▸ **SET TASK**
Copy each entry as it stands, leaving nothing out.

▸ **DATASET EXCERPTS**
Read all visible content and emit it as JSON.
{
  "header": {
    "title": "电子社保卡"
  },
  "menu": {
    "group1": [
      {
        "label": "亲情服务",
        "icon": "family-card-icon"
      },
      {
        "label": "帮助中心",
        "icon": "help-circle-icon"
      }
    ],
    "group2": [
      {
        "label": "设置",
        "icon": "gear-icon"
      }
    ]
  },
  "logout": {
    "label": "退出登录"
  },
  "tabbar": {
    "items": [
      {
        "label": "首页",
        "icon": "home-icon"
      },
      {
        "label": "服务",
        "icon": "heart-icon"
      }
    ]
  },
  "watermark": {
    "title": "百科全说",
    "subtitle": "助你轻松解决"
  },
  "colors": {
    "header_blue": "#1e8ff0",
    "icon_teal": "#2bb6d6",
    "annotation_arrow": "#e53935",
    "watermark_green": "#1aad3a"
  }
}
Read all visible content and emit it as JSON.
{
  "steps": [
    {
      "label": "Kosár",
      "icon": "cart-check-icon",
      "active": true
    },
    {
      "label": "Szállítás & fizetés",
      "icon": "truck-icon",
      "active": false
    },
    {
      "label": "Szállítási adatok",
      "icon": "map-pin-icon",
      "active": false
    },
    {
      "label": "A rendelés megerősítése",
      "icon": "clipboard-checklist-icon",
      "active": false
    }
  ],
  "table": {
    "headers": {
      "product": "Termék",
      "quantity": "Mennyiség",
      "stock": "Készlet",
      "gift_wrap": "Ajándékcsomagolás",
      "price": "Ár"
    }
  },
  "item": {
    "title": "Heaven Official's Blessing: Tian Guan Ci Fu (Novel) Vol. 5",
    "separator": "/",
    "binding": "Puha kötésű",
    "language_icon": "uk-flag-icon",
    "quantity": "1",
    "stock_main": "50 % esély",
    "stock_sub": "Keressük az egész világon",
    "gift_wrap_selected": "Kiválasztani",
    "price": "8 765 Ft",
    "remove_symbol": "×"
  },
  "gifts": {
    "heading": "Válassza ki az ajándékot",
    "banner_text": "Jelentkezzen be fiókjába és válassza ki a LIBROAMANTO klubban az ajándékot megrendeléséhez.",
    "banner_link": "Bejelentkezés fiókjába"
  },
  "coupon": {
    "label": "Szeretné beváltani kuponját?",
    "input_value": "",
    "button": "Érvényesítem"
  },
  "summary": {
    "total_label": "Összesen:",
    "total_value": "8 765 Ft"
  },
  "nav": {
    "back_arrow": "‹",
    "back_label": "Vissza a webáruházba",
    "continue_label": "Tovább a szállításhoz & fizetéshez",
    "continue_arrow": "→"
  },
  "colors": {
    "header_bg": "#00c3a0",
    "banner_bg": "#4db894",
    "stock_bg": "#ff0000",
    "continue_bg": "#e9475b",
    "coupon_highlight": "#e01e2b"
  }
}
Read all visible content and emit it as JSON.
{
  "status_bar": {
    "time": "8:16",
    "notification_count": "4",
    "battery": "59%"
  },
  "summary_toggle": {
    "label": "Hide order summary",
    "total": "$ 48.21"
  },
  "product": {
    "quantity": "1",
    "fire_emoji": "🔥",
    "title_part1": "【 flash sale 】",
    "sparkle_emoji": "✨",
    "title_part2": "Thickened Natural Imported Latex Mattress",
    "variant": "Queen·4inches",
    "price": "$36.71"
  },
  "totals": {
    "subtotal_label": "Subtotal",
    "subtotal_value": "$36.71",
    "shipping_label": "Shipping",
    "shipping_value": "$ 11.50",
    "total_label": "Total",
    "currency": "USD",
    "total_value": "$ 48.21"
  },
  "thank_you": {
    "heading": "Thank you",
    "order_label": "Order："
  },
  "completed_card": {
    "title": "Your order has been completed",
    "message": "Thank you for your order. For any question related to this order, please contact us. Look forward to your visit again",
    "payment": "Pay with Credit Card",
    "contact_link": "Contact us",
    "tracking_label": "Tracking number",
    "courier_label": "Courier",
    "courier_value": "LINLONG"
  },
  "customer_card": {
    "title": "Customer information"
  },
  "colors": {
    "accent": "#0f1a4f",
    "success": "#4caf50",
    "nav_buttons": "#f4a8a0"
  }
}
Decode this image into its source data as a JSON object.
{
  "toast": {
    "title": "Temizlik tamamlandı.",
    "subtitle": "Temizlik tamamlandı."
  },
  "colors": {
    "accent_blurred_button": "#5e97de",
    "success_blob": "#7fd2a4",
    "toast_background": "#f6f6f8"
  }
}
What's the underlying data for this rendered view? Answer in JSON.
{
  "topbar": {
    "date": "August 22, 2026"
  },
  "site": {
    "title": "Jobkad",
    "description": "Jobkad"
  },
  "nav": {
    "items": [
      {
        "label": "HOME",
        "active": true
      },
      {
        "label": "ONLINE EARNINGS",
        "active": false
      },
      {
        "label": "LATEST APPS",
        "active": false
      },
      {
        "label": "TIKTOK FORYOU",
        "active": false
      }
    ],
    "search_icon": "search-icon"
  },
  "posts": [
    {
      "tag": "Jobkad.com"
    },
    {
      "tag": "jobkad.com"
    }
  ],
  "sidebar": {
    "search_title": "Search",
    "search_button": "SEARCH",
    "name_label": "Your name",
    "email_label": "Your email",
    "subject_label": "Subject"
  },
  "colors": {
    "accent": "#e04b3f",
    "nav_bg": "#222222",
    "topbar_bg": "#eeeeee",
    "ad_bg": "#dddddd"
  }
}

▸ **CORRECT RESPONSE**
Read all visible content and emit it as JSON.
{
  "header": {
    "title": "电子社保卡"
  },
  "menu": {
    "group1": [
      {
        "label": "亲情服务",
        "icon": "family-card-icon"
      },
      {
        "label": "帮助中心",
        "icon": "help-circle-icon"
      }
    ],
    "group2": [
      {
        "label": "设置",
        "icon": "gear-icon"
      }
    ]
  },
  "logout": {
    "label": "退出登录"
  },
  "tabbar": {
    "items": [
      {
        "label": "首页",
        "icon": "home-icon"
      },
      {
        "label": "服务",
        "icon": "heart-icon"
      }
    ]
  },
  "watermark": {
    "title": "百科全说",
    "subtitle": "助你轻松解决"
  },
  "colors": {
    "header_blue": "#1e8ff0",
    "icon_teal": "#2bb6d6",
    "annotation_arrow": "#e53935",
    "watermark_green": "#1aad3a"
  }
}
Read all visible content and emit it as JSON.
{
  "steps": [
    {
      "label": "Kosár",
      "icon": "cart-check-icon",
      "active": true
    },
    {
      "label": "Szállítás & fizetés",
      "icon": "truck-icon",
      "active": false
    },
    {
      "label": "Szállítási adatok",
      "icon": "map-pin-icon",
      "active": false
    },
    {
      "label": "A rendelés megerősítése",
      "icon": "clipboard-checklist-icon",
      "active": false
    }
  ],
  "table": {
    "headers": {
      "product": "Termék",
      "quantity": "Mennyiség",
      "stock": "Készlet",
      "gift_wrap": "Ajándékcsomagolás",
      "price": "Ár"
    }
  },
  "item": {
    "title": "Heaven Official's Blessing: Tian Guan Ci Fu (Novel) Vol. 5",
    "separator": "/",
    "binding": "Puha kötésű",
    "language_icon": "uk-flag-icon",
    "quantity": "1",
    "stock_main": "50 % esély",
    "stock_sub": "Keressük az egész világon",
    "gift_wrap_selected": "Kiválasztani",
    "price": "8 765 Ft",
    "remove_symbol": "×"
  },
  "gifts": {
    "heading": "Válassza ki az ajándékot",
    "banner_text": "Jelentkezzen be fiókjába és válassza ki a LIBROAMANTO klubban az ajándékot megrendeléséhez.",
    "banner_link": "Bejelentkezés fiókjába"
  },
  "coupon": {
    "label": "Szeretné beváltani kuponját?",
    "input_value": "",
    "button": "Érvényesítem"
  },
  "summary": {
    "total_label": "Összesen:",
    "total_value": "8 765 Ft"
  },
  "nav": {
    "back_arrow": "‹",
    "back_label": "Vissza a webáruházba",
    "continue_label": "Tovább a szállításhoz & fizetéshez",
    "continue_arrow": "→"
  },
  "colors": {
    "header_bg": "#00c3a0",
    "banner_bg": "#4db894",
    "stock_bg": "#ff0000",
    "continue_bg": "#e9475b",
    "coupon_highlight": "#e01e2b"
  }
}
Read all visible content and emit it as JSON.
{
  "status_bar": {
    "time": "8:16",
    "notification_count": "4",
    "battery": "59%"
  },
  "summary_toggle": {
    "label": "Hide order summary",
    "total": "$ 48.21"
  },
  "product": {
    "quantity": "1",
    "fire_emoji": "🔥",
    "title_part1": "【 flash sale 】",
    "sparkle_emoji": "✨",
    "title_part2": "Thickened Natural Imported Latex Mattress",
    "variant": "Queen·4inches",
    "price": "$36.71"
  },
  "totals": {
    "subtotal_label": "Subtotal",
    "subtotal_value": "$36.71",
    "shipping_label": "Shipping",
    "shipping_value": "$ 11.50",
    "total_label": "Total",
    "currency": "USD",
    "total_value": "$ 48.21"
  },
  "thank_you": {
    "heading": "Thank you",
    "order_label": "Order："
  },
  "completed_card": {
    "title": "Your order has been completed",
    "message": "Thank you for your order. For any question related to this order, please contact us. Look forward to your visit again",
    "payment": "Pay with Credit Card",
    "contact_link": "Contact us",
    "tracking_label": "Tracking number",
    "courier_label": "Courier",
    "courier_value": "LINLONG"
  },
  "customer_card": {
    "title": "Customer information"
  },
  "colors": {
    "accent": "#0f1a4f",
    "success": "#4caf50",
    "nav_buttons": "#f4a8a0"
  }
}
Decode this image into its source data as a JSON object.
{
  "toast": {
    "title": "Temizlik tamamlandı.",
    "subtitle": "Temizlik tamamlandı."
  },
  "colors": {
    "accent_blurred_button": "#5e97de",
    "success_blob": "#7fd2a4",
    "toast_background": "#f6f6f8"
  }
}
What's the underlying data for this rendered view? Answer in JSON.
{
  "topbar": {
    "date": "August 22, 2026"
  },
  "site": {
    "title": "Jobkad",
    "description": "Jobkad"
  },
  "nav": {
    "items": [
      {
        "label": "HOME",
        "active": true
      },
      {
        "label": "ONLINE EARNINGS",
        "active": false
      },
      {
        "label": "LATEST APPS",
        "active": false
      },
      {
        "label": "TIKTOK FORYOU",
        "active": false
      }
    ],
    "search_icon": "search-icon"
  },
  "posts": [
    {
      "tag": "Jobkad.com"
    },
    {
      "tag": "jobkad.com"
    }
  ],
  "sidebar": {
    "search_title": "Search",
    "search_button": "SEARCH",
    "name_label": "Your name",
    "email_label": "Your email",
    "subject_label": "Subject"
  },
  "colors": {
    "accent": "#e04b3f",
    "nav_bg": "#222222",
    "topbar_bg": "#eeeeee",
    "ad_bg": "#dddddd"
  }
}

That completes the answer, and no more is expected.